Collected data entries
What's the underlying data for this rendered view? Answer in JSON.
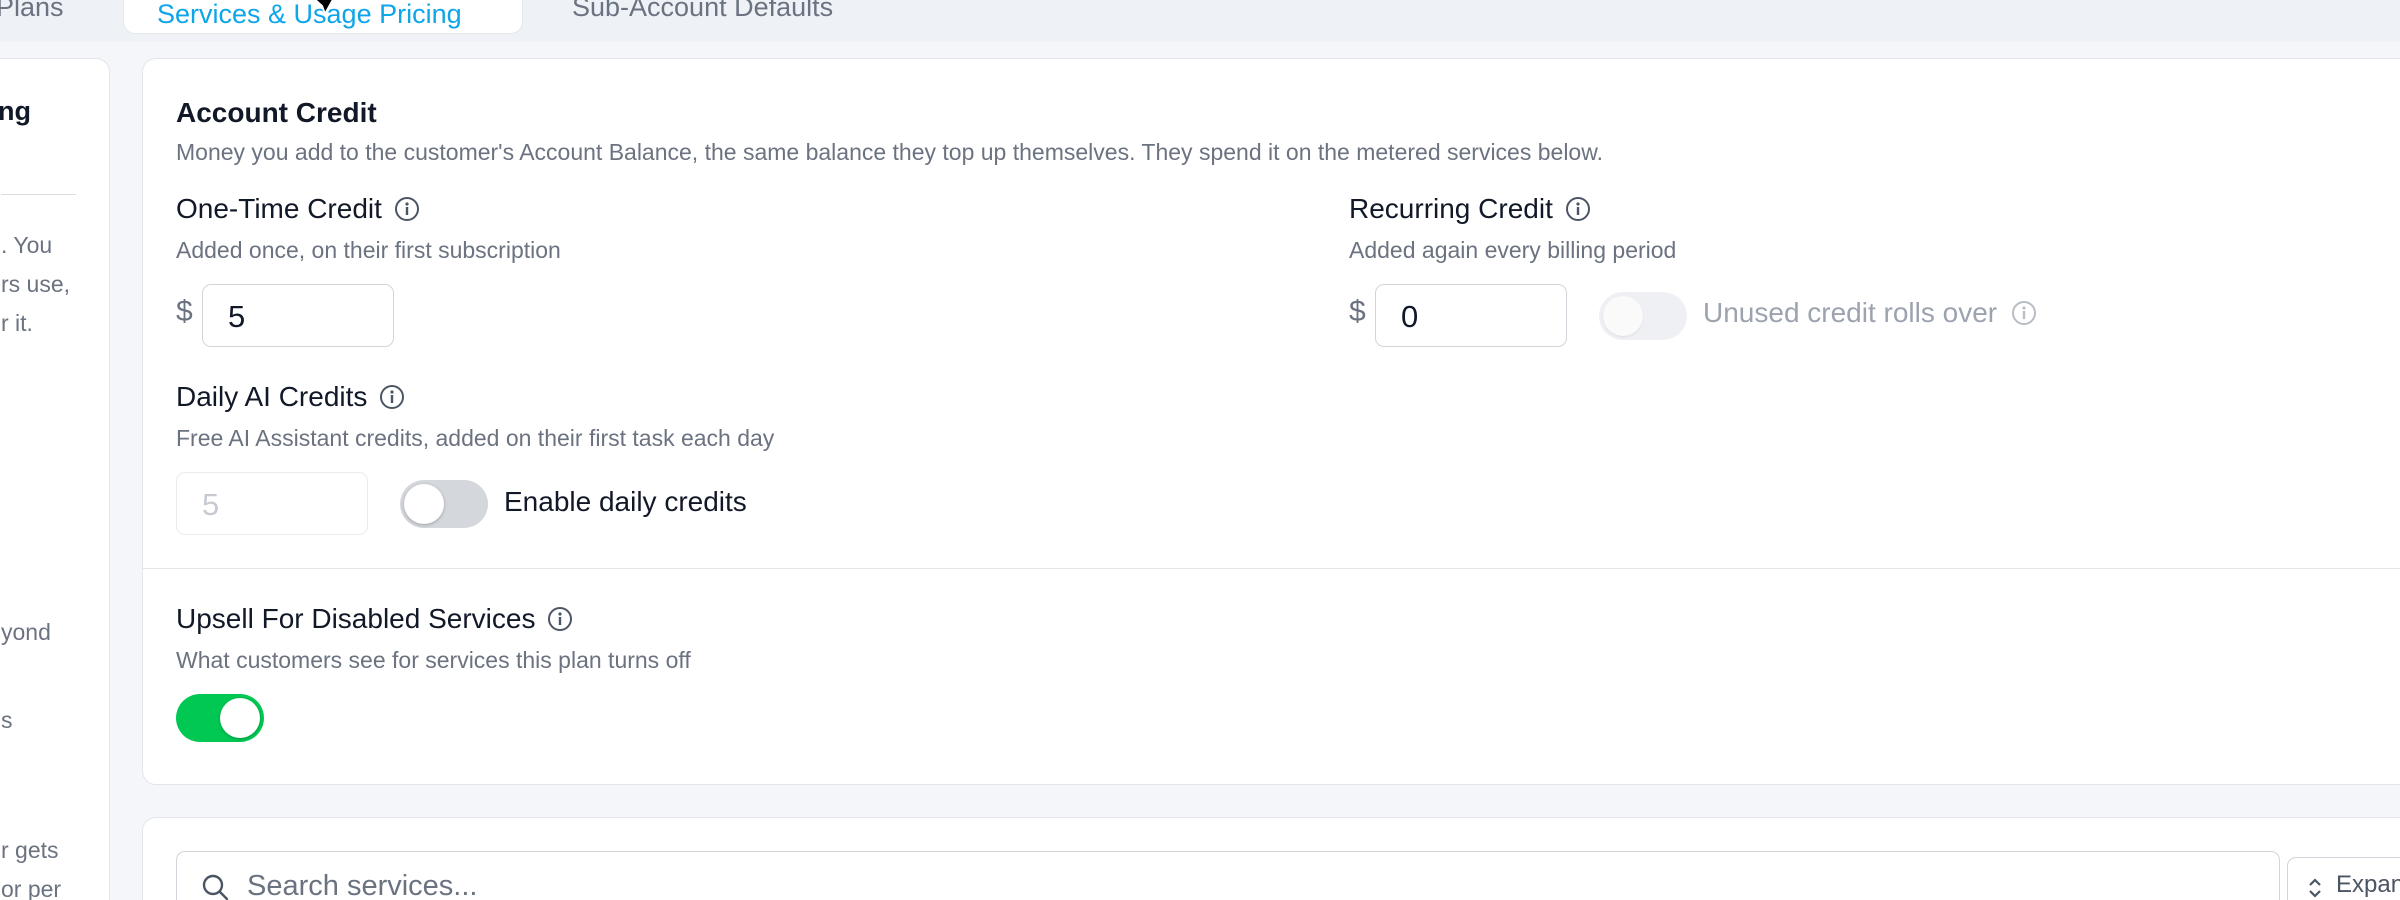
{
  "tabs": [
    {
      "label": "Plans"
    },
    {
      "label": "Services & Usage Pricing",
      "active": true
    },
    {
      "label": "Sub-Account Defaults"
    }
  ],
  "left_panel": {
    "title_fragment": "ng",
    "lines": [
      ". You",
      "rs use,",
      "r it.",
      "yond",
      "s",
      "r gets",
      "or per"
    ]
  },
  "account_credit": {
    "title": "Account Credit",
    "description": "Money you add to the customer's Account Balance, the same balance they top up themselves. They spend it on the metered services below."
  },
  "one_time_credit": {
    "label": "One-Time Credit",
    "description": "Added once, on their first subscription",
    "currency": "$",
    "value": "5"
  },
  "recurring_credit": {
    "label": "Recurring Credit",
    "description": "Added again every billing period",
    "currency": "$",
    "value": "0",
    "rollover_label": "Unused credit rolls over",
    "rollover_enabled": false
  },
  "daily_ai_credits": {
    "label": "Daily AI Credits",
    "description": "Free AI Assistant credits, added on their first task each day",
    "value": "5",
    "toggle_label": "Enable daily credits",
    "enabled": false
  },
  "upsell": {
    "label": "Upsell For Disabled Services",
    "description": "What customers see for services this plan turns off",
    "enabled": true
  },
  "search": {
    "placeholder": "Search services..."
  },
  "expand_button": {
    "label": "Expan"
  },
  "colors": {
    "accent": "#0ea5e9",
    "toggle_on": "#00c853",
    "toggle_off": "#d4d7dc"
  },
  "icons": [
    "info-icon",
    "search-icon",
    "chevron-up-down-icon",
    "cursor-icon"
  ]
}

> **Your goal**: The records above are to be restated exactly, without their pictures.

> **Reply to the exercise**:
What's the underlying data for this rendered view? Answer in JSON.
{
  "tabs": [
    {
      "label": "Plans"
    },
    {
      "label": "Services & Usage Pricing",
      "active": true
    },
    {
      "label": "Sub-Account Defaults"
    }
  ],
  "left_panel": {
    "title_fragment": "ng",
    "lines": [
      ". You",
      "rs use,",
      "r it.",
      "yond",
      "s",
      "r gets",
      "or per"
    ]
  },
  "account_credit": {
    "title": "Account Credit",
    "description": "Money you add to the customer's Account Balance, the same balance they top up themselves. They spend it on the metered services below."
  },
  "one_time_credit": {
    "label": "One-Time Credit",
    "description": "Added once, on their first subscription",
    "currency": "$",
    "value": "5"
  },
  "recurring_credit": {
    "label": "Recurring Credit",
    "description": "Added again every billing period",
    "currency": "$",
    "value": "0",
    "rollover_label": "Unused credit rolls over",
    "rollover_enabled": false
  },
  "daily_ai_credits": {
    "label": "Daily AI Credits",
    "description": "Free AI Assistant credits, added on their first task each day",
    "value": "5",
    "toggle_label": "Enable daily credits",
    "enabled": false
  },
  "upsell": {
    "label": "Upsell For Disabled Services",
    "description": "What customers see for services this plan turns off",
    "enabled": true
  },
  "search": {
    "placeholder": "Search services..."
  },
  "expand_button": {
    "label": "Expan"
  },
  "colors": {
    "accent": "#0ea5e9",
    "toggle_on": "#00c853",
    "toggle_off": "#d4d7dc"
  },
  "icons": [
    "info-icon",
    "search-icon",
    "chevron-up-down-icon",
    "cursor-icon"
  ]
}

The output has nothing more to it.